Written request:
Check every line below for the word "data" and copy the ones that have it.

Task material:
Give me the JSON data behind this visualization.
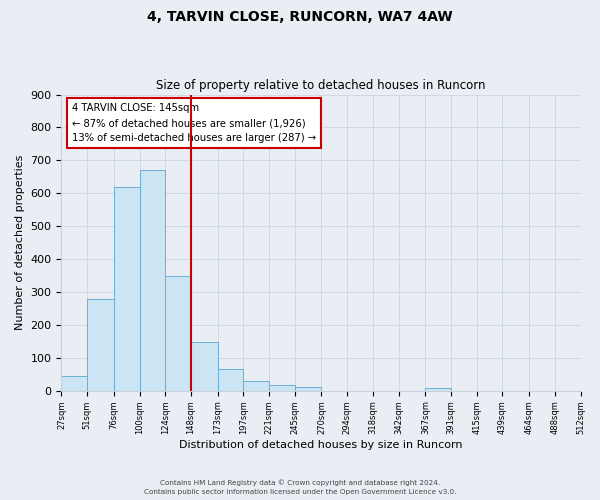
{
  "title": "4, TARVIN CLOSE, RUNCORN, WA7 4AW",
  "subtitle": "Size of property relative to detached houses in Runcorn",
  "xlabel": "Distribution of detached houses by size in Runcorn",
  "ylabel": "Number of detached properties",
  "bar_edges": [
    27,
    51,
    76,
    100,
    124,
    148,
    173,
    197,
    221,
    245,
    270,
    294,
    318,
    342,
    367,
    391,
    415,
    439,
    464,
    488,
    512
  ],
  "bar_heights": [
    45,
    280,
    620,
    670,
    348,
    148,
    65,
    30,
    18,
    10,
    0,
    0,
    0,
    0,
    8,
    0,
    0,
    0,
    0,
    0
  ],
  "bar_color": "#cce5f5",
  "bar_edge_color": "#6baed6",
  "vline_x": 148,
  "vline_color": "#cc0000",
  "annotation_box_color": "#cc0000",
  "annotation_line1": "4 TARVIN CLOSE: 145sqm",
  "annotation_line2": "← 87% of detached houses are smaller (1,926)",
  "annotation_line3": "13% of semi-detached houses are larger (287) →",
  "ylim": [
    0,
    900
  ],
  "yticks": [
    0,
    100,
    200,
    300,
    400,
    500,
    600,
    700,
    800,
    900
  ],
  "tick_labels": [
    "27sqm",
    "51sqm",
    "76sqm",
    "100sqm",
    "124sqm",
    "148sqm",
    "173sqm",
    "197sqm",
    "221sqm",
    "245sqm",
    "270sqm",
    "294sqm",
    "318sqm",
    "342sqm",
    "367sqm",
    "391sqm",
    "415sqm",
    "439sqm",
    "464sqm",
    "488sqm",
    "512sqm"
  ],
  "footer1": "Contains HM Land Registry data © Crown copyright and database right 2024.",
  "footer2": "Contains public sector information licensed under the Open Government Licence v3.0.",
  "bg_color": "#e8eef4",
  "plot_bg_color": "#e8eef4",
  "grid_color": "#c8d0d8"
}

Solution for this exercise:
Give me the JSON data behind this visualization.
  "footer1": "Contains HM Land Registry data © Crown copyright and database right 2024.",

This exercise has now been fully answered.